▶ [PROBLEM REQUIREMENTS]: In the records below, count every line containing "Training". Reply with the number only.

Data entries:
^^^^^^^^

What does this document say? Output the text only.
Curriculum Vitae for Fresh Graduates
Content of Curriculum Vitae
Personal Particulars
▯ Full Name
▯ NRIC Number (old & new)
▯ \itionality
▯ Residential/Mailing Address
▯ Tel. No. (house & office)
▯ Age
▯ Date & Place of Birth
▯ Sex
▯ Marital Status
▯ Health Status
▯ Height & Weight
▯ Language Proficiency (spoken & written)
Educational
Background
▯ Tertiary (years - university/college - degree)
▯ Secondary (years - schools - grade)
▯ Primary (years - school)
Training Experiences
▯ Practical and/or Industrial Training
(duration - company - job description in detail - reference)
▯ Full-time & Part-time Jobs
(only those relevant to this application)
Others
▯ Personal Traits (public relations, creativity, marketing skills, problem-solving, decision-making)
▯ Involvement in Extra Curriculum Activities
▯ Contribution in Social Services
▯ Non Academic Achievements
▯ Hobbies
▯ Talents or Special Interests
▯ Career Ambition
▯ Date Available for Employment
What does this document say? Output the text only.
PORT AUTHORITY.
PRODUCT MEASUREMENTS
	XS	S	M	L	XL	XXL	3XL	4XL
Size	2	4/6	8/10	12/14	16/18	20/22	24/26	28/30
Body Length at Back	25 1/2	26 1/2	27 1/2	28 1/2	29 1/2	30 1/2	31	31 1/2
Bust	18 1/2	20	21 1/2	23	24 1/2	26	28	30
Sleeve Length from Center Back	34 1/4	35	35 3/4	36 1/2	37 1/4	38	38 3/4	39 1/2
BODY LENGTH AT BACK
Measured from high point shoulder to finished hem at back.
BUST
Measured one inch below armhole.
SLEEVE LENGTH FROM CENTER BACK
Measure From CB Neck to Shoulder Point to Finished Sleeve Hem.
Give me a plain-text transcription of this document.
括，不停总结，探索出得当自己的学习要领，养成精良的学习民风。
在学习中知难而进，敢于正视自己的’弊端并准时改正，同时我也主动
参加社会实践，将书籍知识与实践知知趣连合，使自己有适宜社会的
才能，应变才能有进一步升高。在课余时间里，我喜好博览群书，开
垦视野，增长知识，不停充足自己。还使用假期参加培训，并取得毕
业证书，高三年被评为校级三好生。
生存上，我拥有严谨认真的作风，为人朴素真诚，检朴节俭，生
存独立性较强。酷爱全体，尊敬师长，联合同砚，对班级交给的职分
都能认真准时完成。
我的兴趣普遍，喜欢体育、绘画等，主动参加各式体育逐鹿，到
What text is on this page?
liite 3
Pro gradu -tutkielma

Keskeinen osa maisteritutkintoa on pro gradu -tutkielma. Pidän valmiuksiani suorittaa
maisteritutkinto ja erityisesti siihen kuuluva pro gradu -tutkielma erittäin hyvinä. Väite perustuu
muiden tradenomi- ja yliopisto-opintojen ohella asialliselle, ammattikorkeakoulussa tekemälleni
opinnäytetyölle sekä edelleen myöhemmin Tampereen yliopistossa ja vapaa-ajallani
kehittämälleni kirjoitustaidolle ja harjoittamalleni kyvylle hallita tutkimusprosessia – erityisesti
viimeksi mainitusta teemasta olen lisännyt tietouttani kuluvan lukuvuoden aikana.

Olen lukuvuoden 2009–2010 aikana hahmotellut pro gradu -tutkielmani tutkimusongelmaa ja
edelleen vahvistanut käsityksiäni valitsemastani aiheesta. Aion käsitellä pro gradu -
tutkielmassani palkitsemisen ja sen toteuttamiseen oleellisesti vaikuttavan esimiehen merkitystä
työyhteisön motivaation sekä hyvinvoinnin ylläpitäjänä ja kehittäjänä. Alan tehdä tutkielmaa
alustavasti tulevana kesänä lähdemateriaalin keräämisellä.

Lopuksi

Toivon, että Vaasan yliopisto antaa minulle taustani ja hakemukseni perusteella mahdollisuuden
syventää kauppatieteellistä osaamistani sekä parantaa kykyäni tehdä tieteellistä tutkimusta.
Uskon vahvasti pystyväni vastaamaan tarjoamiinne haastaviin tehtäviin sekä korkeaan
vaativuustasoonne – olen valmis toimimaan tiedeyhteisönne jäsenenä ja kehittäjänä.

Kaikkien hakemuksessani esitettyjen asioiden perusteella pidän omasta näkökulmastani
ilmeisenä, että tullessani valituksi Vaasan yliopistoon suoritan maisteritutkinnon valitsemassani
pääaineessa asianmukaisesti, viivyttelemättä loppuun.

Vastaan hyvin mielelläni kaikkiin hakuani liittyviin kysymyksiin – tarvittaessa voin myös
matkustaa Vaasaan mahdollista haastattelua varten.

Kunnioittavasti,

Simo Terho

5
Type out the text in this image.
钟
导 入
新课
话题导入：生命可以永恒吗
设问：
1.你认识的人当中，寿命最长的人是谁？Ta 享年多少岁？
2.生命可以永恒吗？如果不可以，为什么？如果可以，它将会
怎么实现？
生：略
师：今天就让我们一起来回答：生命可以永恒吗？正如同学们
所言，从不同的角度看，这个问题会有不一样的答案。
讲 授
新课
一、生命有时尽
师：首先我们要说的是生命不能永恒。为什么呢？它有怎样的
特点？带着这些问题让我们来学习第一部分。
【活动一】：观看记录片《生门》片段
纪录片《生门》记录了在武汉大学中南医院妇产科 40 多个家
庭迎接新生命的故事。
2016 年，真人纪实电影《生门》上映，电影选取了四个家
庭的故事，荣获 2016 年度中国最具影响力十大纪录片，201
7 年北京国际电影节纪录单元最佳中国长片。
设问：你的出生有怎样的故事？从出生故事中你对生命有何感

^^^^^^^^

▶ [EXERCISE ANSWER]: 2